**Records drawn from a dataset**
^^^^^^^^^^^^^^^^

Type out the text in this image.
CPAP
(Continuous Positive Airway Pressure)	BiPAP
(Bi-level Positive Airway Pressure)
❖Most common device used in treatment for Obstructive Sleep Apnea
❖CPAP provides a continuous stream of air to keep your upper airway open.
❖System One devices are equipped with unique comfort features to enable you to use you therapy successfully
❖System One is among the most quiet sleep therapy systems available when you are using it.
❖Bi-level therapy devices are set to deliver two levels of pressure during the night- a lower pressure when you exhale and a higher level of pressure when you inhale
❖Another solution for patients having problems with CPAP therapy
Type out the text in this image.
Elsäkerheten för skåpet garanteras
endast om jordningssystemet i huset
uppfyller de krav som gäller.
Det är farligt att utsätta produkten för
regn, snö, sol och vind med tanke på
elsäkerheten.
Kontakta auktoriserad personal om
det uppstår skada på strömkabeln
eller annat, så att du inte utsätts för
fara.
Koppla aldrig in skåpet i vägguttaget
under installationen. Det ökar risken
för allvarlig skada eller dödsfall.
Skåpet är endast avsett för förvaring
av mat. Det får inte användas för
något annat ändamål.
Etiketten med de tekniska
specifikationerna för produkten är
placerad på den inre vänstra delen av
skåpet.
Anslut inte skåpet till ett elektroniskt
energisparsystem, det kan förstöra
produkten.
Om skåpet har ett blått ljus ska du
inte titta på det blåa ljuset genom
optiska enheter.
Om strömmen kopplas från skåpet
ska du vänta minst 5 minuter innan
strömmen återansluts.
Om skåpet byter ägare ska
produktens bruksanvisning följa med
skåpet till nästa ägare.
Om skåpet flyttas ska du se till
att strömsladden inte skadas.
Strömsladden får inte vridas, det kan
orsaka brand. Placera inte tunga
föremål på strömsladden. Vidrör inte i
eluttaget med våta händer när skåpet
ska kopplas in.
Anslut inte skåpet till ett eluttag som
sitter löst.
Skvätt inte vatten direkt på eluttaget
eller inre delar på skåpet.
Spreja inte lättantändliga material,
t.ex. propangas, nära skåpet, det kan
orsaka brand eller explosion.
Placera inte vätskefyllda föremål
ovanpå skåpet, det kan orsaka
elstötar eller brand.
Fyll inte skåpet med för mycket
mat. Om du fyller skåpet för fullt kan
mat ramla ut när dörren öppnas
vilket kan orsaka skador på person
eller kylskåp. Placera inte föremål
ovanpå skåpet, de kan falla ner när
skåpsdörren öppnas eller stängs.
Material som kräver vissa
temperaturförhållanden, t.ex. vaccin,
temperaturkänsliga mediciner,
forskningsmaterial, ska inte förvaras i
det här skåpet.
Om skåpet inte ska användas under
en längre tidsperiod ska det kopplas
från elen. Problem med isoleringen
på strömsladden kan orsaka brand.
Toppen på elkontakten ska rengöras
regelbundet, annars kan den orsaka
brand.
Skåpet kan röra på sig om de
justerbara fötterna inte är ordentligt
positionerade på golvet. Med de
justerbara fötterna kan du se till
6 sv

^^^^^^^^^^^^^^^^

May I have the entries returned exactly, with every line in place?

Type out the text in this image.
CPAP
(Continuous Positive Airway Pressure)	BiPAP
(Bi-level Positive Airway Pressure)
❖Most common device used in treatment for Obstructive Sleep Apnea
❖CPAP provides a continuous stream of air to keep your upper airway open.
❖System One devices are equipped with unique comfort features to enable you to use you therapy successfully
❖System One is among the most quiet sleep therapy systems available when you are using it.
❖Bi-level therapy devices are set to deliver two levels of pressure during the night- a lower pressure when you exhale and a higher level of pressure when you inhale
❖Another solution for patients having problems with CPAP therapy
Type out the text in this image.
Elsäkerheten för skåpet garanteras
endast om jordningssystemet i huset
uppfyller de krav som gäller.
Det är farligt att utsätta produkten för
regn, snö, sol och vind med tanke på
elsäkerheten.
Kontakta auktoriserad personal om
det uppstår skada på strömkabeln
eller annat, så att du inte utsätts för
fara.
Koppla aldrig in skåpet i vägguttaget
under installationen. Det ökar risken
för allvarlig skada eller dödsfall.
Skåpet är endast avsett för förvaring
av mat. Det får inte användas för
något annat ändamål.
Etiketten med de tekniska
specifikationerna för produkten är
placerad på den inre vänstra delen av
skåpet.
Anslut inte skåpet till ett elektroniskt
energisparsystem, det kan förstöra
produkten.
Om skåpet har ett blått ljus ska du
inte titta på det blåa ljuset genom
optiska enheter.
Om strömmen kopplas från skåpet
ska du vänta minst 5 minuter innan
strömmen återansluts.
Om skåpet byter ägare ska
produktens bruksanvisning följa med
skåpet till nästa ägare.
Om skåpet flyttas ska du se till
att strömsladden inte skadas.
Strömsladden får inte vridas, det kan
orsaka brand. Placera inte tunga
föremål på strömsladden. Vidrör inte i
eluttaget med våta händer när skåpet
ska kopplas in.
Anslut inte skåpet till ett eluttag som
sitter löst.
Skvätt inte vatten direkt på eluttaget
eller inre delar på skåpet.
Spreja inte lättantändliga material,
t.ex. propangas, nära skåpet, det kan
orsaka brand eller explosion.
Placera inte vätskefyllda föremål
ovanpå skåpet, det kan orsaka
elstötar eller brand.
Fyll inte skåpet med för mycket
mat. Om du fyller skåpet för fullt kan
mat ramla ut när dörren öppnas
vilket kan orsaka skador på person
eller kylskåp. Placera inte föremål
ovanpå skåpet, de kan falla ner när
skåpsdörren öppnas eller stängs.
Material som kräver vissa
temperaturförhållanden, t.ex. vaccin,
temperaturkänsliga mediciner,
forskningsmaterial, ska inte förvaras i
det här skåpet.
Om skåpet inte ska användas under
en längre tidsperiod ska det kopplas
från elen. Problem med isoleringen
på strömsladden kan orsaka brand.
Toppen på elkontakten ska rengöras
regelbundet, annars kan den orsaka
brand.
Skåpet kan röra på sig om de
justerbara fötterna inte är ordentligt
positionerade på golvet. Med de
justerbara fötterna kan du se till
6 sv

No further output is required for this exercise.